## Entries supplied
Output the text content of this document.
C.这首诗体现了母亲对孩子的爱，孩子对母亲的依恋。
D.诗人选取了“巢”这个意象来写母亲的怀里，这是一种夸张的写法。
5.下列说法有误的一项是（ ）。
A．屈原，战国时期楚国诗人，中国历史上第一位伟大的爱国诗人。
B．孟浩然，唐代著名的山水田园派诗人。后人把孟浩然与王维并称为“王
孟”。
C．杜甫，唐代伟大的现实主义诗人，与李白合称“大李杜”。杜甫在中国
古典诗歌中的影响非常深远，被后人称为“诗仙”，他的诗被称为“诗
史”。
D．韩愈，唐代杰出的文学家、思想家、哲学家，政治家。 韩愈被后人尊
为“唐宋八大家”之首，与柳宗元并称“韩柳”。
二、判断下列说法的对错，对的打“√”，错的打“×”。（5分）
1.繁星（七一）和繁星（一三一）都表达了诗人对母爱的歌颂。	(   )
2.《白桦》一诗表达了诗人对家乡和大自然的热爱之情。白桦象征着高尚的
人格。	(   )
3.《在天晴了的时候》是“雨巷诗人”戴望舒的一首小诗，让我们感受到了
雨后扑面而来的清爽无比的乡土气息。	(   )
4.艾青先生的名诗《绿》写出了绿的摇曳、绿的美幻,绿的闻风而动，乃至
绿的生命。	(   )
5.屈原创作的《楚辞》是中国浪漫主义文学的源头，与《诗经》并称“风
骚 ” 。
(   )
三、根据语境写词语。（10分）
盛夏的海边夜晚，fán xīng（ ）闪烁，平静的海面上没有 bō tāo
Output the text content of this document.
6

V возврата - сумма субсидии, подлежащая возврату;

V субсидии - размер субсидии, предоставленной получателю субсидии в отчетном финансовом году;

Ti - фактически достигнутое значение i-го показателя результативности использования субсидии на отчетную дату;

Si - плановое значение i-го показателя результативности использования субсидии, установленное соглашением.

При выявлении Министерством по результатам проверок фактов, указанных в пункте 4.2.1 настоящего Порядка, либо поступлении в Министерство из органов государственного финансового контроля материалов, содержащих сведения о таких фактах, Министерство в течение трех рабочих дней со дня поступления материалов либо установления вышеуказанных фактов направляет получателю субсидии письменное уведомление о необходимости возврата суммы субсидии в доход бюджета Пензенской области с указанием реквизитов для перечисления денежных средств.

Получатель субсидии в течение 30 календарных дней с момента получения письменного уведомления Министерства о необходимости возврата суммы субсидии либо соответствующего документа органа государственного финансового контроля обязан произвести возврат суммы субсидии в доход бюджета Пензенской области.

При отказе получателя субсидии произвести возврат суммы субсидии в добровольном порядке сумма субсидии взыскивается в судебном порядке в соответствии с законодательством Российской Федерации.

## Exercise brief
Search the lines for "бюджета". Copy each line that has it.

## Written reply
При выявлении Министерством по результатам проверок фактов, указанных в пункте 4.2.1 настоящего Порядка, либо поступлении в Министерство из органов государственного финансового контроля материалов, содержащих сведения о таких фактах, Министерство в течение трех рабочих дней со дня поступления материалов либо установления вышеуказанных фактов направляет получателю субсидии письменное уведомление о необходимости возврата суммы субсидии в доход бюджета Пензенской области с указанием реквизитов для перечисления денежных средств.
Получатель субсидии в течение 30 календарных дней с момента получения письменного уведомления Министерства о необходимости возврата суммы субсидии либо соответствующего документа органа государственного финансового контроля обязан произвести возврат суммы субсидии в доход бюджета Пензенской области.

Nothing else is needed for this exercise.